→ WHAT TO PRODUCE
From the data that follows, copy every line holding the string "title".

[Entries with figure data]
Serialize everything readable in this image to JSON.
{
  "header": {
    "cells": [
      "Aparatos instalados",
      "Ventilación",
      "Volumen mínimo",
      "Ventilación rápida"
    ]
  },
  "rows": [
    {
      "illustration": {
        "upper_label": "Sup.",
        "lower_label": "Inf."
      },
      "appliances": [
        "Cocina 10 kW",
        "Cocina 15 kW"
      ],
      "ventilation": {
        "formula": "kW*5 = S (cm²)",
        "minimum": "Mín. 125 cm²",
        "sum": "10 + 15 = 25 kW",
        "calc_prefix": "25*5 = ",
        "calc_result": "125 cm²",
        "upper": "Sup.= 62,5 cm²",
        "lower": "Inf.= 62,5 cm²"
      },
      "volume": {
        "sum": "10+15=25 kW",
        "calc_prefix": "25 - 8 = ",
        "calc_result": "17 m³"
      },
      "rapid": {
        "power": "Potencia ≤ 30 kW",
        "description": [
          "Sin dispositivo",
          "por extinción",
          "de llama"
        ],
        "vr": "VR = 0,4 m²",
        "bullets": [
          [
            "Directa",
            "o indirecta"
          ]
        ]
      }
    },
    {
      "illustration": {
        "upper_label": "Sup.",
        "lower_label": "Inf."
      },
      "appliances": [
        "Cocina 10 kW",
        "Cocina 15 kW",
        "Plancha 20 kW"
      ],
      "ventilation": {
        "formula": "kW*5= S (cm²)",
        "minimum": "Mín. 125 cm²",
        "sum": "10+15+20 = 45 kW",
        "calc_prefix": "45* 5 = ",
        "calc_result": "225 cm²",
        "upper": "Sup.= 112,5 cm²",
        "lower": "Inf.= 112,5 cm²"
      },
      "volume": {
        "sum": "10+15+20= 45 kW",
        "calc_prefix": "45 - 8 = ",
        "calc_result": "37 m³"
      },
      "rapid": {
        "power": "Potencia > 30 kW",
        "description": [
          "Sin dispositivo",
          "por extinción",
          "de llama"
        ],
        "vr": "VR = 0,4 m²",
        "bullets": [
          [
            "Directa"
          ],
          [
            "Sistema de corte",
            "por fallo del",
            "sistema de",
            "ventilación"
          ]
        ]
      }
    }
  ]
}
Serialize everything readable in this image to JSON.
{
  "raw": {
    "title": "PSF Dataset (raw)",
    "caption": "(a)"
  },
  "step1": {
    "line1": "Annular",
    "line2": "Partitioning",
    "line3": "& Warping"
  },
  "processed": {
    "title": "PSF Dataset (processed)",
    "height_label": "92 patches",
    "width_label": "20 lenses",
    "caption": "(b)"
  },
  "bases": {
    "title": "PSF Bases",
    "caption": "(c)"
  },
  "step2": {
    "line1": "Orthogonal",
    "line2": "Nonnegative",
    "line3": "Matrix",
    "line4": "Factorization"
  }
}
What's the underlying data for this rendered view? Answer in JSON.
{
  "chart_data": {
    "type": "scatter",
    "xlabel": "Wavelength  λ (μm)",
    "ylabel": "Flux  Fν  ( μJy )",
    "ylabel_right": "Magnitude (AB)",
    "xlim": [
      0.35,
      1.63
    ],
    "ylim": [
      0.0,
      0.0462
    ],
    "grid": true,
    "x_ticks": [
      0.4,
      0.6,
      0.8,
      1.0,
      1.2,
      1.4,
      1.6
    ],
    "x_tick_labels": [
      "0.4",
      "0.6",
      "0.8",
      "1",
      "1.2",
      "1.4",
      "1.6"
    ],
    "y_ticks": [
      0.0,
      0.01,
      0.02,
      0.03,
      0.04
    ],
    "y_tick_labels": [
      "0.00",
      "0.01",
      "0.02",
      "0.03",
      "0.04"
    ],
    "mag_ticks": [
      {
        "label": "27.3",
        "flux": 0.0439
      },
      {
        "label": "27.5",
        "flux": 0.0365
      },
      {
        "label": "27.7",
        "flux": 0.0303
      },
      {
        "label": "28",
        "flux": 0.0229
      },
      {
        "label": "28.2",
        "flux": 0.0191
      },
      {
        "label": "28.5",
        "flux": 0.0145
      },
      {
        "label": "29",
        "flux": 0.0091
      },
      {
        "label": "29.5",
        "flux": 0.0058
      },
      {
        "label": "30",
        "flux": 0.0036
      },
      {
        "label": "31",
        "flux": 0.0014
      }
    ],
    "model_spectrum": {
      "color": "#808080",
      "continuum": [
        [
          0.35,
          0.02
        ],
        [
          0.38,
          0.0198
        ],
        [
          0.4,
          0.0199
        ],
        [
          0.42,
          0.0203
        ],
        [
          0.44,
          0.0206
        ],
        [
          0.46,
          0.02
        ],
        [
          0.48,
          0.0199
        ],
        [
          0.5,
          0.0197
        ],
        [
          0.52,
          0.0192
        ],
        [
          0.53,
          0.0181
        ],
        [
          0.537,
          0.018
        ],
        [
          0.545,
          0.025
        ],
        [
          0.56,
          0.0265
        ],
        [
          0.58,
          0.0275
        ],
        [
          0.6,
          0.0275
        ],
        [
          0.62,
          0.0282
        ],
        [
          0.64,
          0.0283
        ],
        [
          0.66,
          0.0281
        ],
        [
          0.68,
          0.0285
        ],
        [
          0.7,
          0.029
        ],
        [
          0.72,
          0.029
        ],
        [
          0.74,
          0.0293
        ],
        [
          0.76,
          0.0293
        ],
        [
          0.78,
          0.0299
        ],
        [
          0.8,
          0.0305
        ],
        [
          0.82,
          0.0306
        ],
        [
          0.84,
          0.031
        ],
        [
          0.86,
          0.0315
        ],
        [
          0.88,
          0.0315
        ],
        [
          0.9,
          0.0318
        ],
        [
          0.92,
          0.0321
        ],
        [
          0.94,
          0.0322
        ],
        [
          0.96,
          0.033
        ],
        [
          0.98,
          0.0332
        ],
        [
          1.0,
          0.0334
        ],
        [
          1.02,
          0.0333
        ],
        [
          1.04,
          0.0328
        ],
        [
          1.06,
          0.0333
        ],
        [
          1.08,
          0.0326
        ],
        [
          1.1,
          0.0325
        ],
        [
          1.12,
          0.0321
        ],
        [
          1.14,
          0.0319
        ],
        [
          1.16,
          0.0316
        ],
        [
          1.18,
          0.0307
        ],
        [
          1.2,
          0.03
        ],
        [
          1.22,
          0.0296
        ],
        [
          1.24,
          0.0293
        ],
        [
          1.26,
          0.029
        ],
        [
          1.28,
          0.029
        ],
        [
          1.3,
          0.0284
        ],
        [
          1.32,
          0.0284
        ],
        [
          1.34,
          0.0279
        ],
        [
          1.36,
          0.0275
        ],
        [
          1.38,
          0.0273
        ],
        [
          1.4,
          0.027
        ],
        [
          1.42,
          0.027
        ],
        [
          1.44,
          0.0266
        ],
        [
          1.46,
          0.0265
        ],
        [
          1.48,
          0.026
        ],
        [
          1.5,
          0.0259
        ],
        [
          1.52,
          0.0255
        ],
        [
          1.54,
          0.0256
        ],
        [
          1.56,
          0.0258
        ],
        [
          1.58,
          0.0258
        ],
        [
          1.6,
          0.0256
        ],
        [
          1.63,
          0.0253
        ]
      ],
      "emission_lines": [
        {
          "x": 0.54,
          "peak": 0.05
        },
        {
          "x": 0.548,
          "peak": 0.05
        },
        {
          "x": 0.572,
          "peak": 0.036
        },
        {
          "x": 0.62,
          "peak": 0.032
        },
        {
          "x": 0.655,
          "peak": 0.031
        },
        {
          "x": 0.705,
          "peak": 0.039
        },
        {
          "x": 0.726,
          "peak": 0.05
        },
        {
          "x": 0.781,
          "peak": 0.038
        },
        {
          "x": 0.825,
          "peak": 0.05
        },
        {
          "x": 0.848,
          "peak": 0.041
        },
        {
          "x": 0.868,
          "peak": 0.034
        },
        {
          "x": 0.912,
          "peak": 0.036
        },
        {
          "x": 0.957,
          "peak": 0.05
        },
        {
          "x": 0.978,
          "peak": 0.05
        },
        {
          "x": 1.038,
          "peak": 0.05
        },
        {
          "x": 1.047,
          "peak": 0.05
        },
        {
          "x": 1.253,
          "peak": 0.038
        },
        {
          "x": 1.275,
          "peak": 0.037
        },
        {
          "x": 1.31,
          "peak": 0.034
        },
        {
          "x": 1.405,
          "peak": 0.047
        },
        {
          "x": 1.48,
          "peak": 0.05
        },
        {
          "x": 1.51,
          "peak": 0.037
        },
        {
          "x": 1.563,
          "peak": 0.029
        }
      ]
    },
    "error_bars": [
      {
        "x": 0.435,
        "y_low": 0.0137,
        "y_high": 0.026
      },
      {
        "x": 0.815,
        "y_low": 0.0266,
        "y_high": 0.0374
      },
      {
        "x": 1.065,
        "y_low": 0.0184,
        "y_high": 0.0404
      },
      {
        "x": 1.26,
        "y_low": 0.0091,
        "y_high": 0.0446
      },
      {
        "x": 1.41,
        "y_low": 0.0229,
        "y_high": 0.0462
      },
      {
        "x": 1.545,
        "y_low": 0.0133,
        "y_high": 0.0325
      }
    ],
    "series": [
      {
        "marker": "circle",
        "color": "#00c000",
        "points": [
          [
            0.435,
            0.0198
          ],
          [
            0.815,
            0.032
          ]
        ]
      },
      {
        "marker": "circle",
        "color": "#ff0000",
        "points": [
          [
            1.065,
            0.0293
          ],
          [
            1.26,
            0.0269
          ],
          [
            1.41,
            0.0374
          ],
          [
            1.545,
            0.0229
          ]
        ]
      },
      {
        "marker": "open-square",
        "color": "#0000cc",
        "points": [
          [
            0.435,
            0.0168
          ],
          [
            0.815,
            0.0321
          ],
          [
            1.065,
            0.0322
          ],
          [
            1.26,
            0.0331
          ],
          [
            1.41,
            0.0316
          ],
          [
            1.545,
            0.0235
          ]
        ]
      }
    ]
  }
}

→ OUTPUT FOR THIS TASK
    "title": "PSF Dataset (raw)",
    "title": "PSF Dataset (processed)",
    "title": "PSF Bases",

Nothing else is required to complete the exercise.